Written instruction:
Copy the entries below word for word, without the pictures.

Dataset:
☆ ☆ ☆ ☆
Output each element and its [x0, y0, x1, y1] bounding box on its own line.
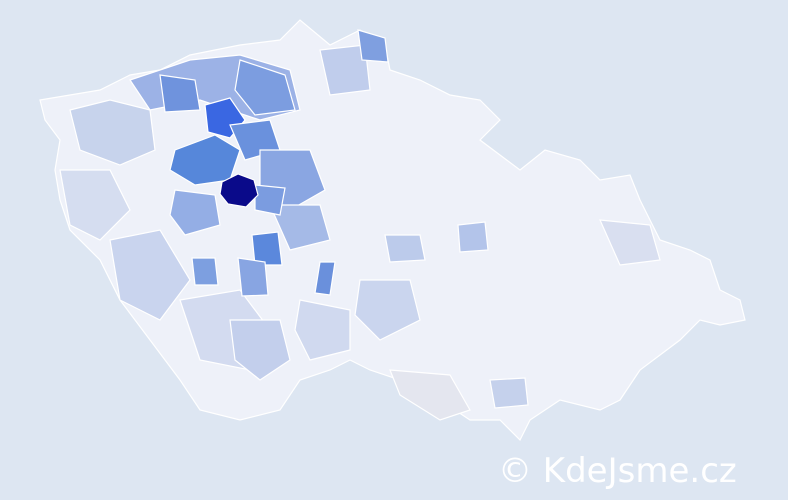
region: [457, 221, 489, 253]
region: [59, 169, 131, 241]
region: [69, 99, 156, 166]
region: [169, 189, 221, 236]
region: [237, 257, 269, 297]
region: [251, 231, 283, 266]
region-prague: [219, 173, 259, 208]
region: [254, 184, 286, 216]
region: [294, 299, 351, 361]
region: [389, 369, 471, 421]
watermark: © KdeJsme.cz: [498, 451, 737, 491]
region: [269, 204, 331, 251]
region: [191, 257, 219, 286]
region: [109, 229, 191, 321]
region: [357, 29, 389, 63]
region: [319, 44, 371, 96]
region: [234, 59, 296, 116]
region: [489, 377, 529, 409]
region: [229, 319, 291, 381]
region: [384, 234, 426, 263]
region: [354, 279, 421, 341]
region: [599, 219, 661, 266]
region: [314, 261, 336, 296]
region: [159, 74, 201, 113]
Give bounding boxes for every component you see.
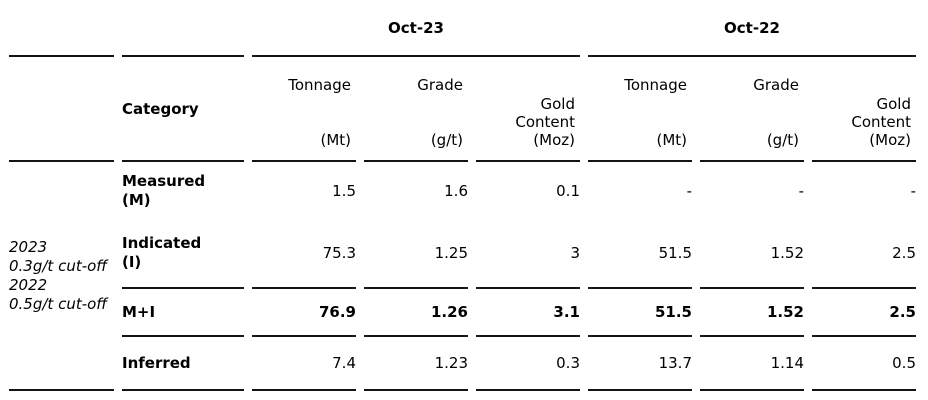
corner-cell	[122, 0, 244, 57]
column-header-gold-content-oct23: Gold Content (Moz)	[476, 57, 580, 162]
value-cell: 1.52	[700, 289, 804, 337]
column-unit: (g/t)	[766, 131, 799, 149]
value-cell: 1.26	[364, 289, 468, 337]
value-cell: 0.1	[556, 181, 580, 200]
value-cell: 0.3	[476, 337, 580, 391]
column-header-grade-oct22: Grade (g/t)	[700, 57, 804, 162]
value-cell: 3.1	[476, 289, 580, 337]
value-cell: 1.14	[700, 337, 804, 391]
column-header-tonnage-oct23: Tonnage (Mt)	[252, 57, 356, 162]
value-cell: 76.9	[252, 289, 356, 337]
table-row-m-plus-i: M+I 76.9 1.26 3.1 51.5 1.52 2.5	[9, 289, 916, 337]
value-cell: 2.5	[812, 219, 916, 289]
value-cell: -	[910, 181, 916, 200]
value-cell: 1.23	[364, 337, 468, 391]
value-cell: 13.7	[588, 337, 692, 391]
value-cell: 7.4	[252, 337, 356, 391]
category-cell: Measured (M)	[122, 171, 206, 209]
value-cell: 1.6	[444, 181, 468, 200]
period-header-row: Oct-23 Oct-22	[9, 0, 916, 57]
category-cell: Inferred	[122, 337, 244, 391]
value-cell: -	[686, 181, 692, 200]
column-name: Tonnage	[288, 76, 351, 94]
period-header-oct23: Oct-23	[252, 0, 580, 57]
column-header-grade-oct23: Grade (g/t)	[364, 57, 468, 162]
value-cell: 0.5	[812, 337, 916, 391]
value-cell: 1.52	[700, 219, 804, 289]
column-unit: (Moz)	[869, 131, 911, 149]
column-header-row: Category Tonnage (Mt) Grade (g/t) Gold C…	[9, 57, 916, 162]
column-header-tonnage-oct22: Tonnage (Mt)	[588, 57, 692, 162]
value-cell: 51.5	[588, 219, 692, 289]
column-unit: (Moz)	[533, 131, 575, 149]
category-column-header: Category	[122, 57, 244, 162]
column-name: Grade	[753, 76, 799, 94]
table-row-inferred: Inferred 7.4 1.23 0.3 13.7 1.14 0.5	[9, 337, 916, 391]
value-cell: 1.25	[364, 219, 468, 289]
column-unit: (Mt)	[320, 131, 351, 149]
column-name: Grade	[417, 76, 463, 94]
value-cell: 75.3	[252, 219, 356, 289]
column-unit: (g/t)	[430, 131, 463, 149]
period-header-oct22: Oct-22	[588, 0, 916, 57]
value-cell: -	[798, 181, 804, 200]
value-cell: 2.5	[812, 289, 916, 337]
column-header-gold-content-oct22: Gold Content (Moz)	[812, 57, 916, 162]
column-name: Tonnage	[624, 76, 687, 94]
corner-cell	[9, 0, 114, 57]
value-cell: 3	[476, 219, 580, 289]
column-unit: (Mt)	[656, 131, 687, 149]
category-cell: M+I	[122, 289, 244, 337]
table-row-measured: 2023 0.3g/t cut-off 2022 0.5g/t cut-off …	[9, 162, 916, 391]
table-row-indicated: Indicated (I) 75.3 1.25 3 51.5 1.52 2.5	[9, 219, 916, 289]
column-name: Gold Content	[515, 95, 575, 131]
resource-table: Oct-23 Oct-22 Category Tonnage (Mt) Grad…	[1, 0, 924, 391]
value-cell: 1.5	[332, 181, 356, 200]
corner-cell	[9, 57, 114, 162]
category-cell: Indicated (I)	[122, 219, 244, 289]
column-name: Gold Content	[851, 95, 911, 131]
cutoff-note: 2023 0.3g/t cut-off 2022 0.5g/t cut-off	[9, 162, 114, 391]
value-cell: 51.5	[588, 289, 692, 337]
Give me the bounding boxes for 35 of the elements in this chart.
☆ ☆ ☆ ☆
Response:
Output each element and its [x0, y0, x1, y1] bounding box on its own line.
region: [457, 221, 489, 253]
region: [59, 169, 131, 241]
region: [69, 99, 156, 166]
region: [169, 189, 221, 236]
region: [237, 257, 269, 297]
region: [251, 231, 283, 266]
region-prague: [219, 173, 259, 208]
region: [254, 184, 286, 216]
region: [294, 299, 351, 361]
region: [389, 369, 471, 421]
watermark: © KdeJsme.cz: [498, 451, 737, 491]
region: [269, 204, 331, 251]
region: [191, 257, 219, 286]
region: [109, 229, 191, 321]
region: [357, 29, 389, 63]
region: [319, 44, 371, 96]
region: [234, 59, 296, 116]
region: [489, 377, 529, 409]
region: [229, 319, 291, 381]
region: [384, 234, 426, 263]
region: [354, 279, 421, 341]
region: [599, 219, 661, 266]
region: [314, 261, 336, 296]
region: [159, 74, 201, 113]
Give bounding boxes for every component you see.
corner-cell	[122, 0, 244, 57]
column-header-gold-content-oct23: Gold Content (Moz)	[476, 57, 580, 162]
value-cell: 1.52	[700, 289, 804, 337]
column-unit: (g/t)	[766, 131, 799, 149]
value-cell: 1.26	[364, 289, 468, 337]
value-cell: 0.1	[556, 181, 580, 200]
value-cell: 0.3	[476, 337, 580, 391]
column-header-grade-oct22: Grade (g/t)	[700, 57, 804, 162]
value-cell: 3.1	[476, 289, 580, 337]
value-cell: 1.14	[700, 337, 804, 391]
column-header-tonnage-oct23: Tonnage (Mt)	[252, 57, 356, 162]
value-cell: 76.9	[252, 289, 356, 337]
table-row-m-plus-i: M+I 76.9 1.26 3.1 51.5 1.52 2.5	[9, 289, 916, 337]
value-cell: 2.5	[812, 219, 916, 289]
value-cell: -	[910, 181, 916, 200]
value-cell: 1.23	[364, 337, 468, 391]
value-cell: 13.7	[588, 337, 692, 391]
value-cell: 7.4	[252, 337, 356, 391]
category-cell: Measured (M)	[122, 171, 206, 209]
value-cell: 1.6	[444, 181, 468, 200]
period-header-row: Oct-23 Oct-22	[9, 0, 916, 57]
category-cell: Inferred	[122, 337, 244, 391]
value-cell: -	[686, 181, 692, 200]
column-name: Tonnage	[288, 76, 351, 94]
period-header-oct23: Oct-23	[252, 0, 580, 57]
column-header-grade-oct23: Grade (g/t)	[364, 57, 468, 162]
value-cell: 0.5	[812, 337, 916, 391]
value-cell: 1.52	[700, 219, 804, 289]
column-unit: (Moz)	[869, 131, 911, 149]
column-header-row: Category Tonnage (Mt) Grade (g/t) Gold C…	[9, 57, 916, 162]
column-header-tonnage-oct22: Tonnage (Mt)	[588, 57, 692, 162]
value-cell: 51.5	[588, 219, 692, 289]
column-unit: (Moz)	[533, 131, 575, 149]
category-column-header: Category	[122, 57, 244, 162]
column-name: Grade	[753, 76, 799, 94]
table-row-inferred: Inferred 7.4 1.23 0.3 13.7 1.14 0.5	[9, 337, 916, 391]
value-cell: 1.25	[364, 219, 468, 289]
column-unit: (Mt)	[320, 131, 351, 149]
column-name: Grade	[417, 76, 463, 94]
value-cell: 75.3	[252, 219, 356, 289]
column-unit: (g/t)	[430, 131, 463, 149]
period-header-oct22: Oct-22	[588, 0, 916, 57]
value-cell: -	[798, 181, 804, 200]
value-cell: 2.5	[812, 289, 916, 337]
column-header-gold-content-oct22: Gold Content (Moz)	[812, 57, 916, 162]
column-name: Tonnage	[624, 76, 687, 94]
corner-cell	[9, 0, 114, 57]
value-cell: 3	[476, 219, 580, 289]
column-unit: (Mt)	[656, 131, 687, 149]
category-cell: M+I	[122, 289, 244, 337]
table-row-measured: 2023 0.3g/t cut-off 2022 0.5g/t cut-off …	[9, 162, 916, 391]
table-row-indicated: Indicated (I) 75.3 1.25 3 51.5 1.52 2.5	[9, 219, 916, 289]
column-name: Gold Content	[515, 95, 575, 131]
resource-table: Oct-23 Oct-22 Category Tonnage (Mt) Grad…	[1, 0, 924, 391]
value-cell: 1.5	[332, 181, 356, 200]
corner-cell	[9, 57, 114, 162]
category-cell: Indicated (I)	[122, 219, 244, 289]
column-name: Gold Content	[851, 95, 911, 131]
cutoff-note: 2023 0.3g/t cut-off 2022 0.5g/t cut-off	[9, 162, 114, 391]
value-cell: 51.5	[588, 289, 692, 337]
Give me the bounding boxes for 35 of the elements in this chart.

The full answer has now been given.